**The request**
Please set down all the lines beneath this one exactly, without the pictures.

**Data supplied**
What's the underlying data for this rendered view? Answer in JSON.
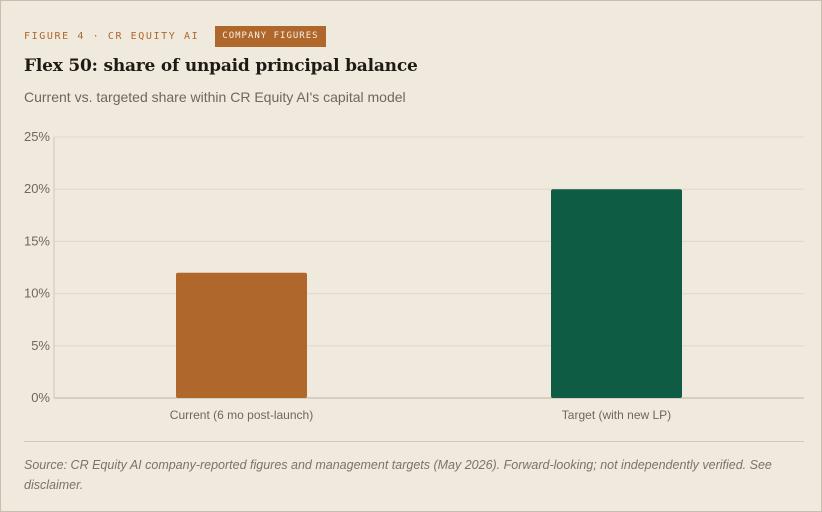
{
  "header": {
    "kicker": "FIGURE 4 · CR EQUITY AI",
    "tag": "COMPANY FIGURES",
    "title": "Flex 50: share of unpaid principal balance",
    "subtitle": "Current vs. targeted share within CR Equity AI's capital model"
  },
  "footer": {
    "source": "Source: CR Equity AI company-reported figures and management targets (May 2026). Forward-looking; not independently verified. See disclaimer."
  },
  "colors": {
    "background": "#f0e9dd",
    "accent": "#b0672b",
    "bar_current": "#b0672b",
    "bar_target": "#0d5c43",
    "gridline": "#e0d8cb"
  },
  "chart_data": {
    "type": "bar",
    "title": "Flex 50: share of unpaid principal balance",
    "xlabel": "",
    "ylabel": "",
    "categories": [
      "Current (6 mo post-launch)",
      "Target (with new LP)"
    ],
    "values": [
      12,
      20
    ],
    "bar_colors": [
      "#b0672b",
      "#0d5c43"
    ],
    "ylim": [
      0,
      25
    ],
    "yticks": [
      0,
      5,
      10,
      15,
      20,
      25
    ],
    "ytick_labels": [
      "0%",
      "5%",
      "10%",
      "15%",
      "20%",
      "25%"
    ],
    "grid": true,
    "legend": "none"
  }
}
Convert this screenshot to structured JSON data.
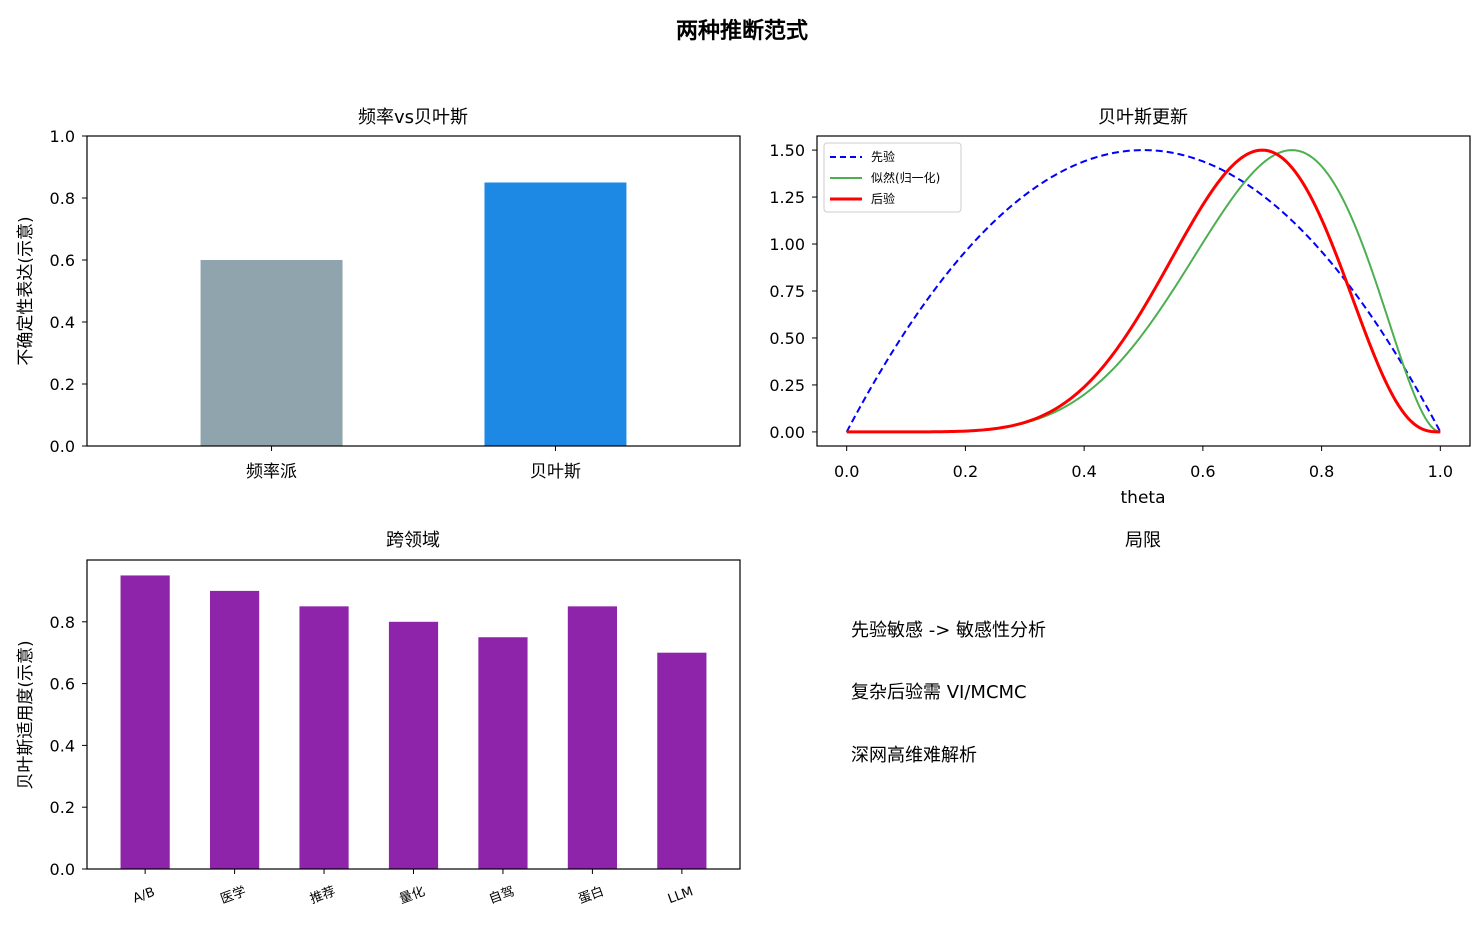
{
  "figure_title": "两种推断范式",
  "chart_data": [
    {
      "id": "p1",
      "type": "bar",
      "title": "频率vs贝叶斯",
      "xlabel": "",
      "ylabel": "不确定性表达(示意)",
      "categories": [
        "频率派",
        "贝叶斯"
      ],
      "values": [
        0.6,
        0.85
      ],
      "colors": [
        "#90a4ae",
        "#1e88e5"
      ],
      "ylim": [
        0,
        1.0
      ],
      "yticks": [
        "0.0",
        "0.2",
        "0.4",
        "0.6",
        "0.8",
        "1.0"
      ],
      "grid": false
    },
    {
      "id": "p2",
      "type": "line",
      "title": "贝叶斯更新",
      "xlabel": "theta",
      "ylabel": "",
      "xlim": [
        -0.05,
        1.05
      ],
      "ylim": [
        -0.075,
        1.575
      ],
      "xticks": [
        "0.0",
        "0.2",
        "0.4",
        "0.6",
        "0.8",
        "1.0"
      ],
      "yticks": [
        "0.00",
        "0.25",
        "0.50",
        "0.75",
        "1.00",
        "1.25",
        "1.50"
      ],
      "legend_position": "upper-left",
      "series": [
        {
          "name": "先验",
          "color": "#0000ff",
          "style": "dashed",
          "curve": "beta(2,2) scaled to max 1.5"
        },
        {
          "name": "似然(归一化)",
          "color": "#4caf50",
          "style": "solid",
          "curve": "beta(7,3) scaled to max 1.5"
        },
        {
          "name": "后验",
          "color": "#ff0000",
          "style": "solid-thick",
          "curve": "beta(8,4) scaled to max 1.5"
        }
      ],
      "grid": false
    },
    {
      "id": "p3",
      "type": "bar",
      "title": "跨领域",
      "xlabel": "",
      "ylabel": "贝叶斯适用度(示意)",
      "categories": [
        "A/B",
        "医学",
        "推荐",
        "量化",
        "自驾",
        "蛋白",
        "LLM"
      ],
      "values": [
        0.95,
        0.9,
        0.85,
        0.8,
        0.75,
        0.85,
        0.7
      ],
      "colors": [
        "#8e24aa"
      ],
      "ylim": [
        0,
        1.0
      ],
      "yticks": [
        "0.0",
        "0.2",
        "0.4",
        "0.6",
        "0.8"
      ],
      "grid": false
    }
  ],
  "panel4": {
    "title": "局限",
    "notes": [
      "先验敏感 -> 敏感性分析",
      "复杂后验需 VI/MCMC",
      "深网高维难解析"
    ]
  }
}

**Task solution**
What's the underlying data for this rendered view? Answer in JSON.
{
  "header": {
    "kicker": "FIGURE 4 · CR EQUITY AI",
    "tag": "COMPANY FIGURES",
    "title": "Flex 50: share of unpaid principal balance",
    "subtitle": "Current vs. targeted share within CR Equity AI's capital model"
  },
  "footer": {
    "source": "Source: CR Equity AI company-reported figures and management targets (May 2026). Forward-looking; not independently verified. See disclaimer."
  },
  "colors": {
    "background": "#f0e9dd",
    "accent": "#b0672b",
    "bar_current": "#b0672b",
    "bar_target": "#0d5c43",
    "gridline": "#e0d8cb"
  },
  "chart_data": {
    "type": "bar",
    "title": "Flex 50: share of unpaid principal balance",
    "xlabel": "",
    "ylabel": "",
    "categories": [
      "Current (6 mo post-launch)",
      "Target (with new LP)"
    ],
    "values": [
      12,
      20
    ],
    "bar_colors": [
      "#b0672b",
      "#0d5c43"
    ],
    "ylim": [
      0,
      25
    ],
    "yticks": [
      0,
      5,
      10,
      15,
      20,
      25
    ],
    "ytick_labels": [
      "0%",
      "5%",
      "10%",
      "15%",
      "20%",
      "25%"
    ],
    "grid": true,
    "legend": "none"
  }
}
Convert this screenshot to structured JSON data.
{
  "figure_title": "两种推断范式",
  "chart_data": [
    {
      "id": "p1",
      "type": "bar",
      "title": "频率vs贝叶斯",
      "xlabel": "",
      "ylabel": "不确定性表达(示意)",
      "categories": [
        "频率派",
        "贝叶斯"
      ],
      "values": [
        0.6,
        0.85
      ],
      "colors": [
        "#90a4ae",
        "#1e88e5"
      ],
      "ylim": [
        0,
        1.0
      ],
      "yticks": [
        "0.0",
        "0.2",
        "0.4",
        "0.6",
        "0.8",
        "1.0"
      ],
      "grid": false
    },
    {
      "id": "p2",
      "type": "line",
      "title": "贝叶斯更新",
      "xlabel": "theta",
      "ylabel": "",
      "xlim": [
        -0.05,
        1.05
      ],
      "ylim": [
        -0.075,
        1.575
      ],
      "xticks": [
        "0.0",
        "0.2",
        "0.4",
        "0.6",
        "0.8",
        "1.0"
      ],
      "yticks": [
        "0.00",
        "0.25",
        "0.50",
        "0.75",
        "1.00",
        "1.25",
        "1.50"
      ],
      "legend_position": "upper-left",
      "series": [
        {
          "name": "先验",
          "color": "#0000ff",
          "style": "dashed",
          "curve": "beta(2,2) scaled to max 1.5"
        },
        {
          "name": "似然(归一化)",
          "color": "#4caf50",
          "style": "solid",
          "curve": "beta(7,3) scaled to max 1.5"
        },
        {
          "name": "后验",
          "color": "#ff0000",
          "style": "solid-thick",
          "curve": "beta(8,4) scaled to max 1.5"
        }
      ],
      "grid": false
    },
    {
      "id": "p3",
      "type": "bar",
      "title": "跨领域",
      "xlabel": "",
      "ylabel": "贝叶斯适用度(示意)",
      "categories": [
        "A/B",
        "医学",
        "推荐",
        "量化",
        "自驾",
        "蛋白",
        "LLM"
      ],
      "values": [
        0.95,
        0.9,
        0.85,
        0.8,
        0.75,
        0.85,
        0.7
      ],
      "colors": [
        "#8e24aa"
      ],
      "ylim": [
        0,
        1.0
      ],
      "yticks": [
        "0.0",
        "0.2",
        "0.4",
        "0.6",
        "0.8"
      ],
      "grid": false
    }
  ],
  "panel4": {
    "title": "局限",
    "notes": [
      "先验敏感 -> 敏感性分析",
      "复杂后验需 VI/MCMC",
      "深网高维难解析"
    ]
  }
}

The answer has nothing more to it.